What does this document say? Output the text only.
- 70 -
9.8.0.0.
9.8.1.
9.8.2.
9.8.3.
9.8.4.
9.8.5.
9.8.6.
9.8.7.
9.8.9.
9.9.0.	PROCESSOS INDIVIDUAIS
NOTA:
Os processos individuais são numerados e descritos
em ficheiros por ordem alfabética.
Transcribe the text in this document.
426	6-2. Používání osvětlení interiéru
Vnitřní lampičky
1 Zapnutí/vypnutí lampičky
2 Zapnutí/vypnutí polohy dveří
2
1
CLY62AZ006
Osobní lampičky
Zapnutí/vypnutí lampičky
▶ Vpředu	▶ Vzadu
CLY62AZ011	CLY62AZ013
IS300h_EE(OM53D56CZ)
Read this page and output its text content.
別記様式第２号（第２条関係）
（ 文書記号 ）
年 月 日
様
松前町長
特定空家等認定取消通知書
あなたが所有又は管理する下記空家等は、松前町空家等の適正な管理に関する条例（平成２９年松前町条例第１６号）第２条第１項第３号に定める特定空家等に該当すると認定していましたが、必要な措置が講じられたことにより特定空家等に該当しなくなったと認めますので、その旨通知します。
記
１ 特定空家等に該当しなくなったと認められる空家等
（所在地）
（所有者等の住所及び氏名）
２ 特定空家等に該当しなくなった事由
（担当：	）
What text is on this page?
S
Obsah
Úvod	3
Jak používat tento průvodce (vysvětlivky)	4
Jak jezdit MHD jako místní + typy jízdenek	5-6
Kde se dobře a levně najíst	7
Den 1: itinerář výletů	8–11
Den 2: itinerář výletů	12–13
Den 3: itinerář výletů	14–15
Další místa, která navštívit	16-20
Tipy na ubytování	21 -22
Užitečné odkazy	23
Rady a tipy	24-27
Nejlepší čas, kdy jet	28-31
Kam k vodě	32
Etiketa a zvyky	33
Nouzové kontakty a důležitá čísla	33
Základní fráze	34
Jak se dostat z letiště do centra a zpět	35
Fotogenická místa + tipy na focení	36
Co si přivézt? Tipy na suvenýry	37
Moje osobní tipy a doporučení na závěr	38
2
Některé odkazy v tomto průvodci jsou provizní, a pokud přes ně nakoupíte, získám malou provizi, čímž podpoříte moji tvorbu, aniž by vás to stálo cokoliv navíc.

━━━━━━━━━━━━━━━━━━━━

__WHAT YOU SHOULD DO__. Reproduce every line of the data verbatim.

__TASK ANSWER__.
What does this document say? Output the text only.
- 70 -
9.8.0.0.
9.8.1.
9.8.2.
9.8.3.
9.8.4.
9.8.5.
9.8.6.
9.8.7.
9.8.9.
9.9.0.	PROCESSOS INDIVIDUAIS
NOTA:
Os processos individuais são numerados e descritos
em ficheiros por ordem alfabética.
Transcribe the text in this document.
426	6-2. Používání osvětlení interiéru
Vnitřní lampičky
1 Zapnutí/vypnutí lampičky
2 Zapnutí/vypnutí polohy dveří
2
1
CLY62AZ006
Osobní lampičky
Zapnutí/vypnutí lampičky
▶ Vpředu	▶ Vzadu
CLY62AZ011	CLY62AZ013
IS300h_EE(OM53D56CZ)
Read this page and output its text content.
別記様式第２号（第２条関係）
（ 文書記号 ）
年 月 日
様
松前町長
特定空家等認定取消通知書
あなたが所有又は管理する下記空家等は、松前町空家等の適正な管理に関する条例（平成２９年松前町条例第１６号）第２条第１項第３号に定める特定空家等に該当すると認定していましたが、必要な措置が講じられたことにより特定空家等に該当しなくなったと認めますので、その旨通知します。
記
１ 特定空家等に該当しなくなったと認められる空家等
（所在地）
（所有者等の住所及び氏名）
２ 特定空家等に該当しなくなった事由
（担当：	）
What text is on this page?
S
Obsah
Úvod	3
Jak používat tento průvodce (vysvětlivky)	4
Jak jezdit MHD jako místní + typy jízdenek	5-6
Kde se dobře a levně najíst	7
Den 1: itinerář výletů	8–11
Den 2: itinerář výletů	12–13
Den 3: itinerář výletů	14–15
Další místa, která navštívit	16-20
Tipy na ubytování	21 -22
Užitečné odkazy	23
Rady a tipy	24-27
Nejlepší čas, kdy jet	28-31
Kam k vodě	32
Etiketa a zvyky	33
Nouzové kontakty a důležitá čísla	33
Základní fráze	34
Jak se dostat z letiště do centra a zpět	35
Fotogenická místa + tipy na focení	36
Co si přivézt? Tipy na suvenýry	37
Moje osobní tipy a doporučení na závěr	38
2
Některé odkazy v tomto průvodci jsou provizní, a pokud přes ně nakoupíte, získám malou provizi, čímž podpoříte moji tvorbu, aniž by vás to stálo cokoliv navíc.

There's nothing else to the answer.